[start]

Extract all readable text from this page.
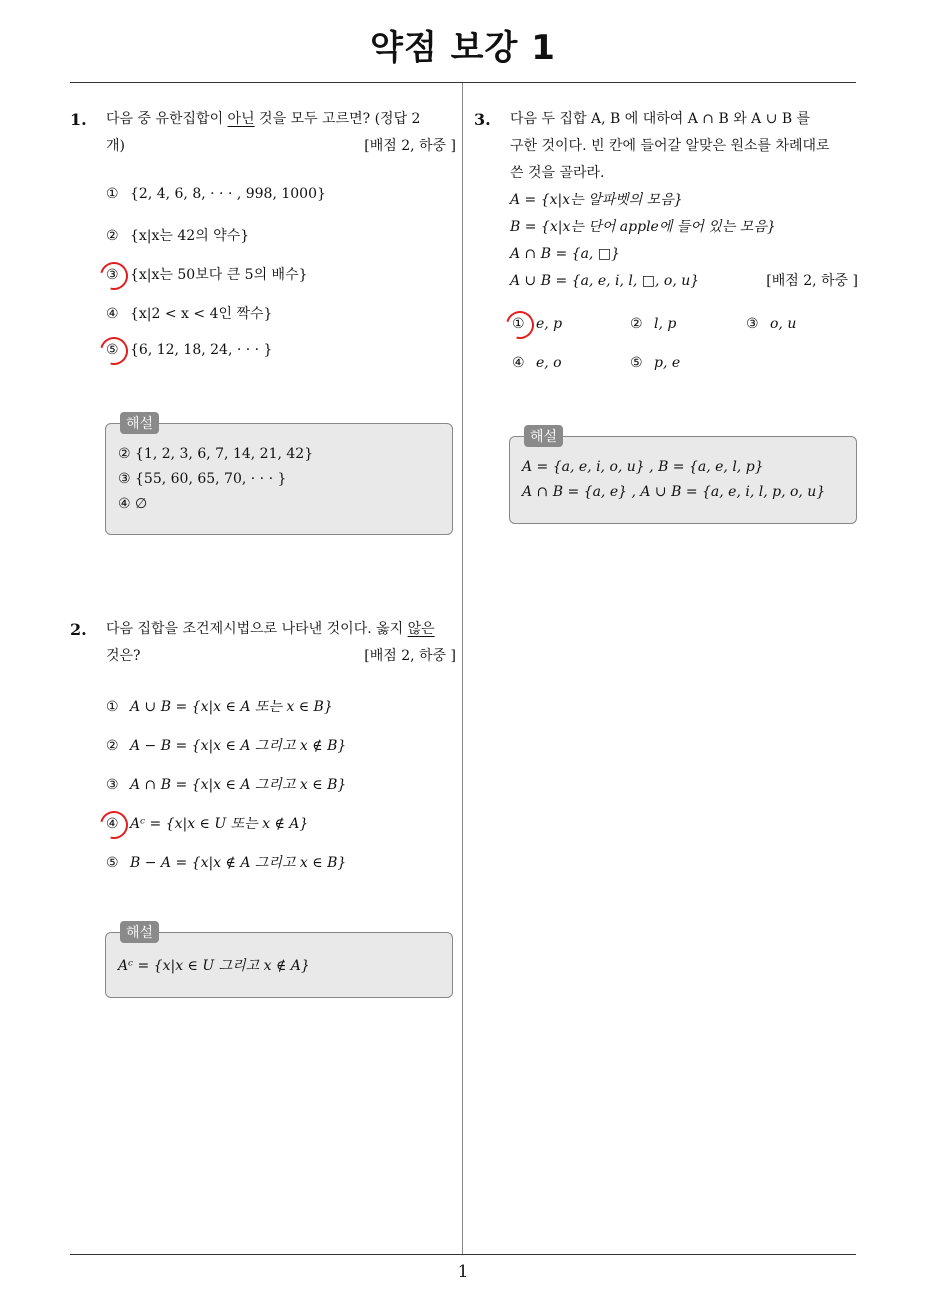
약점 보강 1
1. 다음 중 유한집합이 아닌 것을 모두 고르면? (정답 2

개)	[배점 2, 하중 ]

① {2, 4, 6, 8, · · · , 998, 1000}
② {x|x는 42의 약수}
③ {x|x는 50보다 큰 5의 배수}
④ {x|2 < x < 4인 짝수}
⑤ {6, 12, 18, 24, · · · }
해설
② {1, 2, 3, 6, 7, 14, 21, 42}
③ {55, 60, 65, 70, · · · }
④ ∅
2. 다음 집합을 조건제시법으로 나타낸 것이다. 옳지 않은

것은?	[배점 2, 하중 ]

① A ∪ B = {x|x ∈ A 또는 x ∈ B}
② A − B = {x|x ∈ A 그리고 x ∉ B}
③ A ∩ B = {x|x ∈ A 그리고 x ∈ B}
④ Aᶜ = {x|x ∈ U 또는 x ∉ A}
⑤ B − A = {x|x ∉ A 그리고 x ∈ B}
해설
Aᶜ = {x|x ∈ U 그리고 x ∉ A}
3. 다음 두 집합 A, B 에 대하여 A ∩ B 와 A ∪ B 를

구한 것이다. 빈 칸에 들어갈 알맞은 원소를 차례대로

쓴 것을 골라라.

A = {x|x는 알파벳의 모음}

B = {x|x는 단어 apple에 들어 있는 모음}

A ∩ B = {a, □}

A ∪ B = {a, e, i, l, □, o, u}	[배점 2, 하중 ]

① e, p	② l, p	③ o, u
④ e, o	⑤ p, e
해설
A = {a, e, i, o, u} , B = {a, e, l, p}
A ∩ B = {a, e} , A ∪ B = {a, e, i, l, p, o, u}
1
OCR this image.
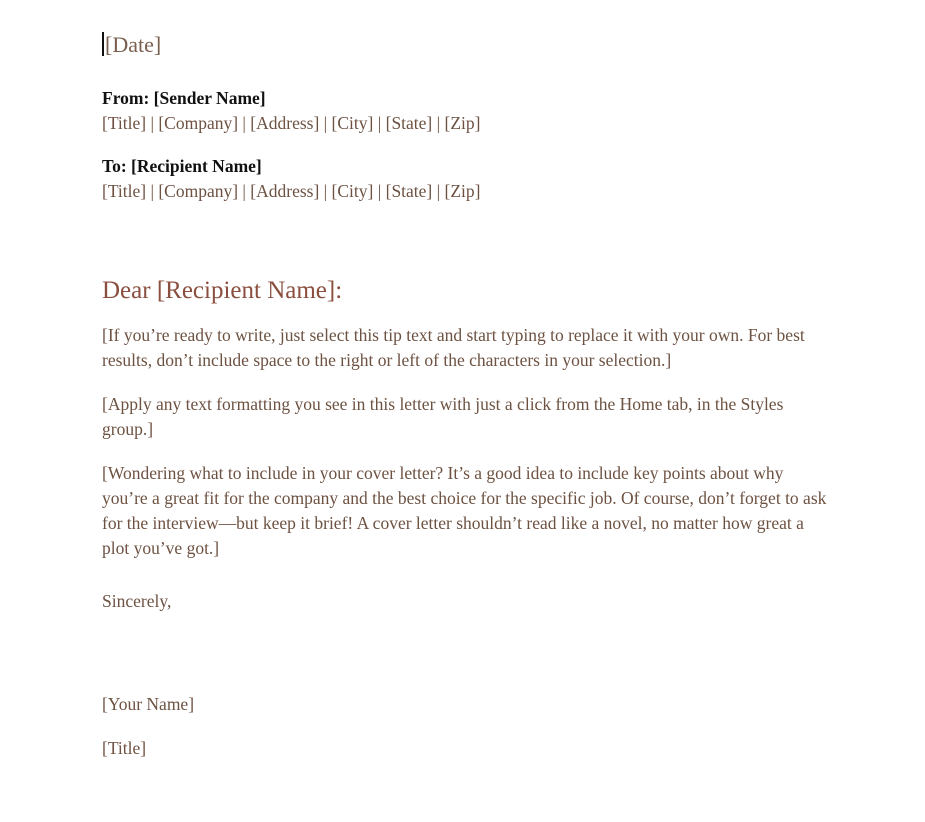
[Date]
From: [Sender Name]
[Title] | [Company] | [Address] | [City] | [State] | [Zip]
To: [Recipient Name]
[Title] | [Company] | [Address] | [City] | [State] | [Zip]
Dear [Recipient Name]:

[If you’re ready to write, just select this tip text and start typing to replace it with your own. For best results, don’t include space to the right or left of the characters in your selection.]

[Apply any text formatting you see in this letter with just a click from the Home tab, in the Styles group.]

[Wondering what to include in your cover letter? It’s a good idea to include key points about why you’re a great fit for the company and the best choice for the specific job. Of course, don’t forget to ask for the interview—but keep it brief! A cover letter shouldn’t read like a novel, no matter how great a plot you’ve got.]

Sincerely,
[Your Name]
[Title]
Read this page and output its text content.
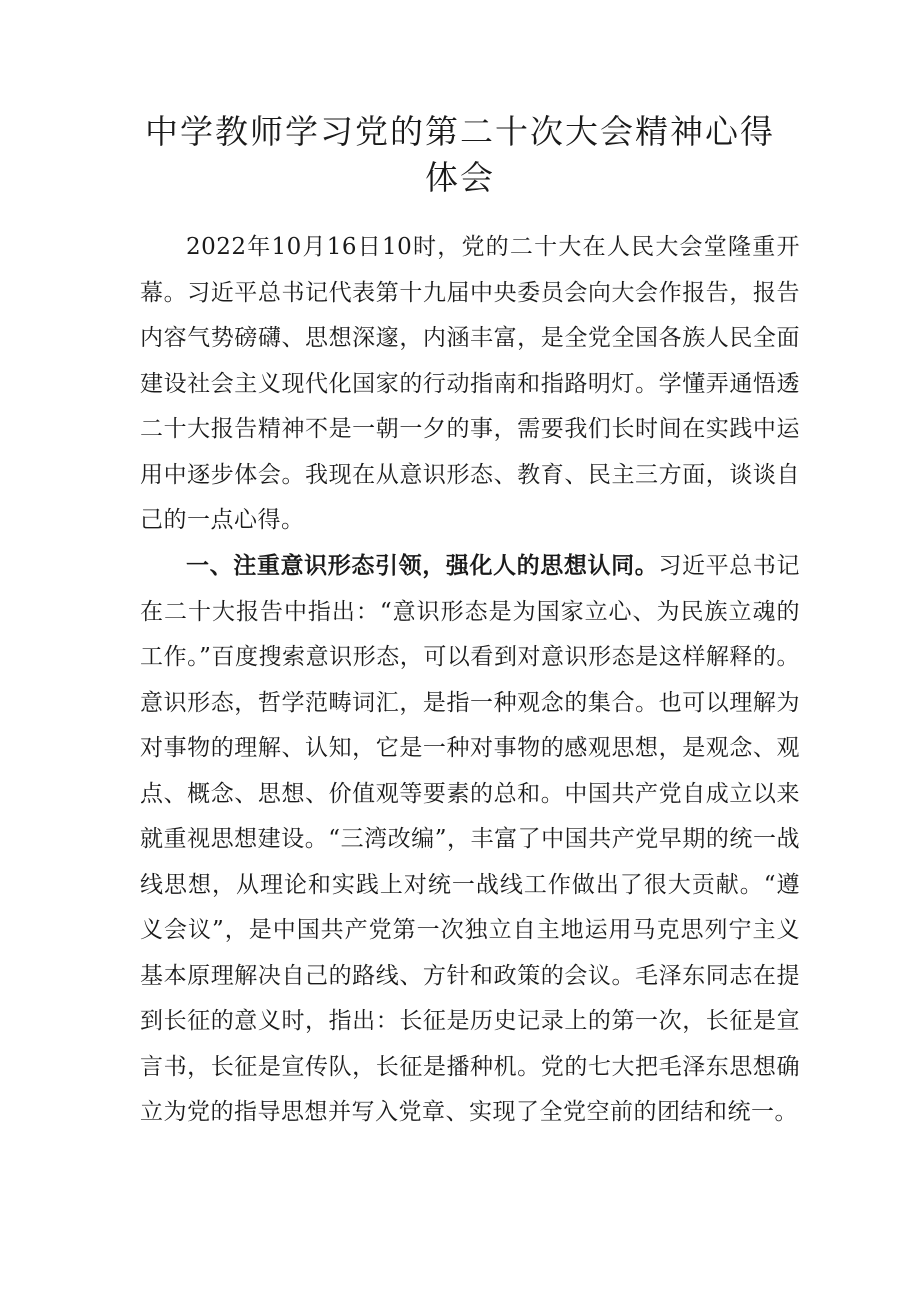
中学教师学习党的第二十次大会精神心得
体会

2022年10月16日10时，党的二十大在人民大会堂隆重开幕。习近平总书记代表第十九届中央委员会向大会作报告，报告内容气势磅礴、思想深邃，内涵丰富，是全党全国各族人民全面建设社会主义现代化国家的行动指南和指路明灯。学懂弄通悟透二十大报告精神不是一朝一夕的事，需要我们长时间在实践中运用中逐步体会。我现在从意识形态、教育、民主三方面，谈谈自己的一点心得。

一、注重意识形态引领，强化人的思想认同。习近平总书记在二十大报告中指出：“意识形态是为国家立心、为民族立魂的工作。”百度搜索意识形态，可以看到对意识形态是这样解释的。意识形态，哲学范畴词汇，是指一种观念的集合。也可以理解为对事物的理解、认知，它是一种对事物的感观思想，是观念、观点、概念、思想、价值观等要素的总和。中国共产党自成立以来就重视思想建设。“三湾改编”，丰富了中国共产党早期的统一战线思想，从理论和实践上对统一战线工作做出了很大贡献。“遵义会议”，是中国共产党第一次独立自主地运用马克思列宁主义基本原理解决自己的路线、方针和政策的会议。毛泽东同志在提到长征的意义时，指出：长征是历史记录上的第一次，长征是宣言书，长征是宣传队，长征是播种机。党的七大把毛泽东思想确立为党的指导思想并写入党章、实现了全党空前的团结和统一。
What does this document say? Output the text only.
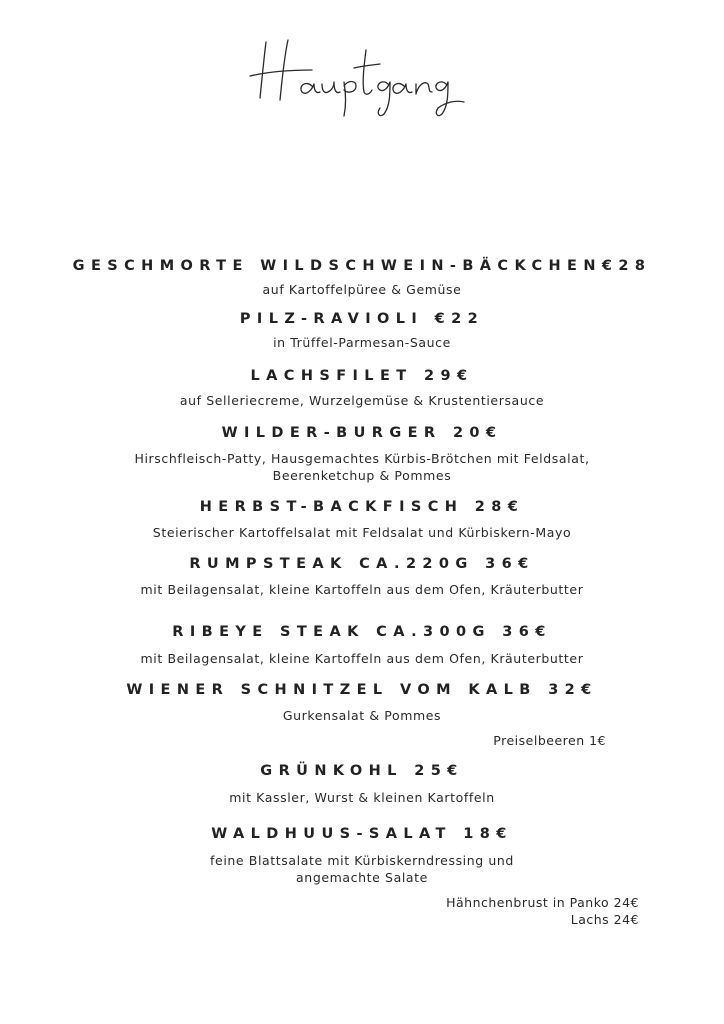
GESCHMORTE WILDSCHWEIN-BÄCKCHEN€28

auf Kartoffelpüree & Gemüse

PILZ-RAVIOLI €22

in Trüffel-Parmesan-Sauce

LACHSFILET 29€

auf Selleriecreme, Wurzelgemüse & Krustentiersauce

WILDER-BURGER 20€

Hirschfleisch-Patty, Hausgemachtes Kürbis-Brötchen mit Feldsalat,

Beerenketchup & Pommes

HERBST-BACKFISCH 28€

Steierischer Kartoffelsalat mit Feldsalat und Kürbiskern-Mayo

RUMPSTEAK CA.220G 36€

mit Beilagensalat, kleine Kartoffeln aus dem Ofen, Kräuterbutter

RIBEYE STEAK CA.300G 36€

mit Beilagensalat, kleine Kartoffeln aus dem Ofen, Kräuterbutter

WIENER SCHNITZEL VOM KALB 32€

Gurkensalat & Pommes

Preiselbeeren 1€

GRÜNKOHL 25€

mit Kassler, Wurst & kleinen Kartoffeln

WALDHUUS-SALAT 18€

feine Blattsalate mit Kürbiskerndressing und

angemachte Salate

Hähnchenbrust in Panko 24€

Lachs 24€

[end]

Filter lines by "text" and return each hit.

• _OUTPUT OF THE TASK_
Extract all readable text from this page.
[If you’re ready to write, just select this tip text and start typing to replace it with your own. For best results, don’t include space to the right or left of the characters in your selection.]
[Apply any text formatting you see in this letter with just a click from the Home tab, in the Styles group.]
Read this page and output its text content.
What does this document say? Output the text only.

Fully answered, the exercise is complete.